Given exercise >> Transcribe the records that follow, preserving every word.

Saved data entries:
__________

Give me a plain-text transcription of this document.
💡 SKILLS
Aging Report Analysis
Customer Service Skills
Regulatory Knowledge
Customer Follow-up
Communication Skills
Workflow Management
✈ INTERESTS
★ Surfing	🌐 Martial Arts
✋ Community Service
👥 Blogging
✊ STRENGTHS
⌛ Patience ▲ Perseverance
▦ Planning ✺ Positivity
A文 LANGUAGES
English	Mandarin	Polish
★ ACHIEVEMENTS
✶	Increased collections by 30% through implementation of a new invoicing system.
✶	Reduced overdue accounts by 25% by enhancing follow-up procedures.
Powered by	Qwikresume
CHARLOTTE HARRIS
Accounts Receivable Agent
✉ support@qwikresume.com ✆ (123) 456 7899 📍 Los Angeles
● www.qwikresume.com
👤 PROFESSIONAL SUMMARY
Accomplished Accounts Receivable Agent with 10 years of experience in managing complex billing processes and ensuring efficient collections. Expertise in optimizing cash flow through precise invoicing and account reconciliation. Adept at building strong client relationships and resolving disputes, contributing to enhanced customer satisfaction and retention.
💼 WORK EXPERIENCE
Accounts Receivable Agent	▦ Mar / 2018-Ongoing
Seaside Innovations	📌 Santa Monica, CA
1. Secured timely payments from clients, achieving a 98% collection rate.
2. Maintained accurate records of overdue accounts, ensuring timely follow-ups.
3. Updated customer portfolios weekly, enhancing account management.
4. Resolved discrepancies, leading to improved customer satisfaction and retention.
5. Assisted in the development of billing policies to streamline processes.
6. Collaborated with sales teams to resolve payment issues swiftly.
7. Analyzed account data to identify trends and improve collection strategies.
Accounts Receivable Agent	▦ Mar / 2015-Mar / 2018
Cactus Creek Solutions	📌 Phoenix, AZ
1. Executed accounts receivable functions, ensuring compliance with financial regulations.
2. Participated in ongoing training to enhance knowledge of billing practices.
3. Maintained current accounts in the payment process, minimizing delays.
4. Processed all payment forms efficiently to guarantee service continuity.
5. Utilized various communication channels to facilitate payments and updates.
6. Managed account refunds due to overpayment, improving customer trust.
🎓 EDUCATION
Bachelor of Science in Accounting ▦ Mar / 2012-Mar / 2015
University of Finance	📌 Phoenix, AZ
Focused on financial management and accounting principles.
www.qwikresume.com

__________

Completed exercise >>
Give me a plain-text transcription of this document.
💡 SKILLS
Aging Report Analysis
Customer Service Skills
Regulatory Knowledge
Customer Follow-up
Communication Skills
Workflow Management
✈ INTERESTS
★ Surfing	🌐 Martial Arts
✋ Community Service
👥 Blogging
✊ STRENGTHS
⌛ Patience ▲ Perseverance
▦ Planning ✺ Positivity
A文 LANGUAGES
English	Mandarin	Polish
★ ACHIEVEMENTS
✶	Increased collections by 30% through implementation of a new invoicing system.
✶	Reduced overdue accounts by 25% by enhancing follow-up procedures.
Powered by	Qwikresume
CHARLOTTE HARRIS
Accounts Receivable Agent
✉ support@qwikresume.com ✆ (123) 456 7899 📍 Los Angeles
● www.qwikresume.com
👤 PROFESSIONAL SUMMARY
Accomplished Accounts Receivable Agent with 10 years of experience in managing complex billing processes and ensuring efficient collections. Expertise in optimizing cash flow through precise invoicing and account reconciliation. Adept at building strong client relationships and resolving disputes, contributing to enhanced customer satisfaction and retention.
💼 WORK EXPERIENCE
Accounts Receivable Agent	▦ Mar / 2018-Ongoing
Seaside Innovations	📌 Santa Monica, CA
1. Secured timely payments from clients, achieving a 98% collection rate.
2. Maintained accurate records of overdue accounts, ensuring timely follow-ups.
3. Updated customer portfolios weekly, enhancing account management.
4. Resolved discrepancies, leading to improved customer satisfaction and retention.
5. Assisted in the development of billing policies to streamline processes.
6. Collaborated with sales teams to resolve payment issues swiftly.
7. Analyzed account data to identify trends and improve collection strategies.
Accounts Receivable Agent	▦ Mar / 2015-Mar / 2018
Cactus Creek Solutions	📌 Phoenix, AZ
1. Executed accounts receivable functions, ensuring compliance with financial regulations.
2. Participated in ongoing training to enhance knowledge of billing practices.
3. Maintained current accounts in the payment process, minimizing delays.
4. Processed all payment forms efficiently to guarantee service continuity.
5. Utilized various communication channels to facilitate payments and updates.
6. Managed account refunds due to overpayment, improving customer trust.
🎓 EDUCATION
Bachelor of Science in Accounting ▦ Mar / 2012-Mar / 2015
University of Finance	📌 Phoenix, AZ
Focused on financial management and accounting principles.
www.qwikresume.com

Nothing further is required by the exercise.